▸ **BRIEF**
Count the lines in the items below that contain the word "valve". Reply with the number only.

#### DATASET RECORDS

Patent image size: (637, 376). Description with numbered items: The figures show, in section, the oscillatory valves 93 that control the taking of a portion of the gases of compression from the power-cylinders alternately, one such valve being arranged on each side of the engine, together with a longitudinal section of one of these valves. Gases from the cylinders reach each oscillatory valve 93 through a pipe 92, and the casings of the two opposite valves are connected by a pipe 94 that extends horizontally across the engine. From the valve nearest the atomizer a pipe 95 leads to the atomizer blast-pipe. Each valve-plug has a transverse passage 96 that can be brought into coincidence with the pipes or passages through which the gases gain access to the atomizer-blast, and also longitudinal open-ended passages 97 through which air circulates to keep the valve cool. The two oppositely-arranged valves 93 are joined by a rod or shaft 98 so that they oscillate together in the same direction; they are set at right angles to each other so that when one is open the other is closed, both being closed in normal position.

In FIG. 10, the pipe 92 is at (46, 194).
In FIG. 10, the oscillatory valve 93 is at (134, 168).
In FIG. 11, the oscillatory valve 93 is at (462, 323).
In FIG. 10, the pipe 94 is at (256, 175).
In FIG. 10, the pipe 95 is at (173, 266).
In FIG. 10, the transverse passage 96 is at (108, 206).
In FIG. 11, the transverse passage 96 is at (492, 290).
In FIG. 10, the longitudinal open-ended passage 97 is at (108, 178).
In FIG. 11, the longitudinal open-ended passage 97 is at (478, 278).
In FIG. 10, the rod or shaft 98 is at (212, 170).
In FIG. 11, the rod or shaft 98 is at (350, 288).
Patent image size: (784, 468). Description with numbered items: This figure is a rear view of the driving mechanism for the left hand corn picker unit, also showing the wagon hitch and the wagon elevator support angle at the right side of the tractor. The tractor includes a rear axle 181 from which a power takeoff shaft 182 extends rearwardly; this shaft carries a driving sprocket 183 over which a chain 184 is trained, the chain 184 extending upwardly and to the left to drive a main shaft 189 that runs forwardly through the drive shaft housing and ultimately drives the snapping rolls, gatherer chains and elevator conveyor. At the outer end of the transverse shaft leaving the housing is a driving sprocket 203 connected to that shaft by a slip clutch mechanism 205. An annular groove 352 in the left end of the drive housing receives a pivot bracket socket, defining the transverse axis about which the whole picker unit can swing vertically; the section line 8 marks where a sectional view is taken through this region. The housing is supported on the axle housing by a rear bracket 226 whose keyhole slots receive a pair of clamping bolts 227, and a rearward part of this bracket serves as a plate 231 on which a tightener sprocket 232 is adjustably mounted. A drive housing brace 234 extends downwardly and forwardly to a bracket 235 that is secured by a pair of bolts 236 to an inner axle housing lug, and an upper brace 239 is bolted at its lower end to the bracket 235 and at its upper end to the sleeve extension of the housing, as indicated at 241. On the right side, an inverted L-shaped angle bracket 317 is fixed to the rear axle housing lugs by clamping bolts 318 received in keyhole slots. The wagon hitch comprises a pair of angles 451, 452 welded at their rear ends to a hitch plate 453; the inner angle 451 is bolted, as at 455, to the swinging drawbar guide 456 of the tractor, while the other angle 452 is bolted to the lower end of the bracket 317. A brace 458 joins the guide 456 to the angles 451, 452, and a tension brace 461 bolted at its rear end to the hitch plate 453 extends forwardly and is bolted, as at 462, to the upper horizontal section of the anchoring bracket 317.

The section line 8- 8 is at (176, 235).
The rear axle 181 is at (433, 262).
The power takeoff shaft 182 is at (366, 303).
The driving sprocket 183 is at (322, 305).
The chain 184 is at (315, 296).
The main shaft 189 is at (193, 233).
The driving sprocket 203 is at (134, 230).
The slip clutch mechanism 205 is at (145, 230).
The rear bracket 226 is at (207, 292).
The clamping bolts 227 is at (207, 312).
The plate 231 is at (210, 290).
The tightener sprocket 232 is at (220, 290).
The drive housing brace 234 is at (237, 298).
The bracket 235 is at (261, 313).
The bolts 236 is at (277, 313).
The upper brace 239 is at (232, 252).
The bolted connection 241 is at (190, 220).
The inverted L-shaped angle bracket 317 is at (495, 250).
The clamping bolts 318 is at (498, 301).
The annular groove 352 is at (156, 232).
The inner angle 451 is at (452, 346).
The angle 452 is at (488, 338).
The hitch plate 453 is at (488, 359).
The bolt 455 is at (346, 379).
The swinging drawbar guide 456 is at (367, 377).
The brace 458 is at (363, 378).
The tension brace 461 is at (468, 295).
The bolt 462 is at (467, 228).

########

▸ **PROBLEM SOLUTION**
3